### [PROBLEM TO WORK ON]
Copy all of the records below verbatim.

### [Collected data entries]
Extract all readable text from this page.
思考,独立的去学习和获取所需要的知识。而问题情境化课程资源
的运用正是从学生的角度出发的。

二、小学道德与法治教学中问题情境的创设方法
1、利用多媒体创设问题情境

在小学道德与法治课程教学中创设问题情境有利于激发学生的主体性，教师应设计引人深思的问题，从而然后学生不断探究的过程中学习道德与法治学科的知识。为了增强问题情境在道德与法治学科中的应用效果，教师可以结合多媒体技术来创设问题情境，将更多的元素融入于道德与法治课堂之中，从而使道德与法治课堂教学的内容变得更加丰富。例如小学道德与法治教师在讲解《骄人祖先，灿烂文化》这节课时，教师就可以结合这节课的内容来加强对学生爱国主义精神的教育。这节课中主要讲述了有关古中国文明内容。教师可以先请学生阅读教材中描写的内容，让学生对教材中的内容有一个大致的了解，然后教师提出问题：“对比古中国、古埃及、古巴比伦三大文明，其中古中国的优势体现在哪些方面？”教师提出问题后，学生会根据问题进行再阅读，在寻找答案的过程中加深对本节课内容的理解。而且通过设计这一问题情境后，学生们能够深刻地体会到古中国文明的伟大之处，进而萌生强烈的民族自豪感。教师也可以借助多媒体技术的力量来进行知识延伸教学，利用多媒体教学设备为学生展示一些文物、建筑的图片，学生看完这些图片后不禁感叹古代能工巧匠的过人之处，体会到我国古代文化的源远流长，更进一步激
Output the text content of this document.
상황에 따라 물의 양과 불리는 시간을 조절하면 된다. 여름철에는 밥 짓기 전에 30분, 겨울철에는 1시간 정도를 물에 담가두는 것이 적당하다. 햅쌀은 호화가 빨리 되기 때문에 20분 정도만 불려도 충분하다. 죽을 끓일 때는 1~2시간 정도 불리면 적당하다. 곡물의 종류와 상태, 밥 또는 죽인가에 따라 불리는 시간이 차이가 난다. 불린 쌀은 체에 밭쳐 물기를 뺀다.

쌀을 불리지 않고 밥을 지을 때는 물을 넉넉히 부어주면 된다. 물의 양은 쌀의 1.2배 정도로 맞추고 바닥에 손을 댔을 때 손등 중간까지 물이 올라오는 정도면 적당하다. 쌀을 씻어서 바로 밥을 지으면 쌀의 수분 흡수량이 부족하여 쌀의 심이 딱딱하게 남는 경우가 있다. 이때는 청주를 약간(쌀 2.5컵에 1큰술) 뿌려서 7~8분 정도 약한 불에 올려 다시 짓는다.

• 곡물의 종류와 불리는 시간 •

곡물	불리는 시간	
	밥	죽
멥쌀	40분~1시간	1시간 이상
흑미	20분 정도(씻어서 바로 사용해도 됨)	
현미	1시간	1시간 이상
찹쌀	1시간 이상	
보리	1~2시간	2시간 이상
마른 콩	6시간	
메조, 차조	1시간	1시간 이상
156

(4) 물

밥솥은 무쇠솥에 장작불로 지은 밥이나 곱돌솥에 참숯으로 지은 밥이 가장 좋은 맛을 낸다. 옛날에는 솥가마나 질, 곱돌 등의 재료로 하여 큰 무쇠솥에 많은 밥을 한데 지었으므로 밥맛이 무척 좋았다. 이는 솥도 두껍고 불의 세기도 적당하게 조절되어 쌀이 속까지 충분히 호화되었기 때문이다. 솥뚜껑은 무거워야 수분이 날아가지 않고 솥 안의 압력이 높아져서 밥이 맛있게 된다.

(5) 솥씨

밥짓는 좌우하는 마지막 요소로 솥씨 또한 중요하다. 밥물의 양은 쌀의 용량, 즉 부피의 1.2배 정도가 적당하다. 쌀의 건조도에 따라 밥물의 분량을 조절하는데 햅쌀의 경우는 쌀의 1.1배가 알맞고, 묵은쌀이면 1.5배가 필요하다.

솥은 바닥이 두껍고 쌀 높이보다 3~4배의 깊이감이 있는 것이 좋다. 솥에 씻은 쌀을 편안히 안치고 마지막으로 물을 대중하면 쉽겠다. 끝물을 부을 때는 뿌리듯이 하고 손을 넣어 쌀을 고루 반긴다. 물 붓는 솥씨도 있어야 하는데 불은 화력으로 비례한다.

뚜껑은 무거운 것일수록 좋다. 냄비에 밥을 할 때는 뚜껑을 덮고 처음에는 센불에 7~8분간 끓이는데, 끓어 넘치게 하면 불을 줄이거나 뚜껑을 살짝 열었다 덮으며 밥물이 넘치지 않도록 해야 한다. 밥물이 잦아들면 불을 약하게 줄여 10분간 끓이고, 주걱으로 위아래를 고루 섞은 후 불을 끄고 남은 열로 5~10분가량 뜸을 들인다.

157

### [ANSWER TO THIS EXERCISE]
Extract all readable text from this page.
思考,独立的去学习和获取所需要的知识。而问题情境化课程资源
的运用正是从学生的角度出发的。

二、小学道德与法治教学中问题情境的创设方法
1、利用多媒体创设问题情境

在小学道德与法治课程教学中创设问题情境有利于激发学生的主体性，教师应设计引人深思的问题，从而然后学生不断探究的过程中学习道德与法治学科的知识。为了增强问题情境在道德与法治学科中的应用效果，教师可以结合多媒体技术来创设问题情境，将更多的元素融入于道德与法治课堂之中，从而使道德与法治课堂教学的内容变得更加丰富。例如小学道德与法治教师在讲解《骄人祖先，灿烂文化》这节课时，教师就可以结合这节课的内容来加强对学生爱国主义精神的教育。这节课中主要讲述了有关古中国文明内容。教师可以先请学生阅读教材中描写的内容，让学生对教材中的内容有一个大致的了解，然后教师提出问题：“对比古中国、古埃及、古巴比伦三大文明，其中古中国的优势体现在哪些方面？”教师提出问题后，学生会根据问题进行再阅读，在寻找答案的过程中加深对本节课内容的理解。而且通过设计这一问题情境后，学生们能够深刻地体会到古中国文明的伟大之处，进而萌生强烈的民族自豪感。教师也可以借助多媒体技术的力量来进行知识延伸教学，利用多媒体教学设备为学生展示一些文物、建筑的图片，学生看完这些图片后不禁感叹古代能工巧匠的过人之处，体会到我国古代文化的源远流长，更进一步激
Output the text content of this document.
상황에 따라 물의 양과 불리는 시간을 조절하면 된다. 여름철에는 밥 짓기 전에 30분, 겨울철에는 1시간 정도를 물에 담가두는 것이 적당하다. 햅쌀은 호화가 빨리 되기 때문에 20분 정도만 불려도 충분하다. 죽을 끓일 때는 1~2시간 정도 불리면 적당하다. 곡물의 종류와 상태, 밥 또는 죽인가에 따라 불리는 시간이 차이가 난다. 불린 쌀은 체에 밭쳐 물기를 뺀다.

쌀을 불리지 않고 밥을 지을 때는 물을 넉넉히 부어주면 된다. 물의 양은 쌀의 1.2배 정도로 맞추고 바닥에 손을 댔을 때 손등 중간까지 물이 올라오는 정도면 적당하다. 쌀을 씻어서 바로 밥을 지으면 쌀의 수분 흡수량이 부족하여 쌀의 심이 딱딱하게 남는 경우가 있다. 이때는 청주를 약간(쌀 2.5컵에 1큰술) 뿌려서 7~8분 정도 약한 불에 올려 다시 짓는다.

• 곡물의 종류와 불리는 시간 •

곡물	불리는 시간	
	밥	죽
멥쌀	40분~1시간	1시간 이상
흑미	20분 정도(씻어서 바로 사용해도 됨)	
현미	1시간	1시간 이상
찹쌀	1시간 이상	
보리	1~2시간	2시간 이상
마른 콩	6시간	
메조, 차조	1시간	1시간 이상
156

(4) 물

밥솥은 무쇠솥에 장작불로 지은 밥이나 곱돌솥에 참숯으로 지은 밥이 가장 좋은 맛을 낸다. 옛날에는 솥가마나 질, 곱돌 등의 재료로 하여 큰 무쇠솥에 많은 밥을 한데 지었으므로 밥맛이 무척 좋았다. 이는 솥도 두껍고 불의 세기도 적당하게 조절되어 쌀이 속까지 충분히 호화되었기 때문이다. 솥뚜껑은 무거워야 수분이 날아가지 않고 솥 안의 압력이 높아져서 밥이 맛있게 된다.

(5) 솥씨

밥짓는 좌우하는 마지막 요소로 솥씨 또한 중요하다. 밥물의 양은 쌀의 용량, 즉 부피의 1.2배 정도가 적당하다. 쌀의 건조도에 따라 밥물의 분량을 조절하는데 햅쌀의 경우는 쌀의 1.1배가 알맞고, 묵은쌀이면 1.5배가 필요하다.

솥은 바닥이 두껍고 쌀 높이보다 3~4배의 깊이감이 있는 것이 좋다. 솥에 씻은 쌀을 편안히 안치고 마지막으로 물을 대중하면 쉽겠다. 끝물을 부을 때는 뿌리듯이 하고 손을 넣어 쌀을 고루 반긴다. 물 붓는 솥씨도 있어야 하는데 불은 화력으로 비례한다.

뚜껑은 무거운 것일수록 좋다. 냄비에 밥을 할 때는 뚜껑을 덮고 처음에는 센불에 7~8분간 끓이는데, 끓어 넘치게 하면 불을 줄이거나 뚜껑을 살짝 열었다 덮으며 밥물이 넘치지 않도록 해야 한다. 밥물이 잦아들면 불을 약하게 줄여 10분간 끓이고, 주걱으로 위아래를 고루 섞은 후 불을 끄고 남은 열로 5~10분가량 뜸을 들인다.

157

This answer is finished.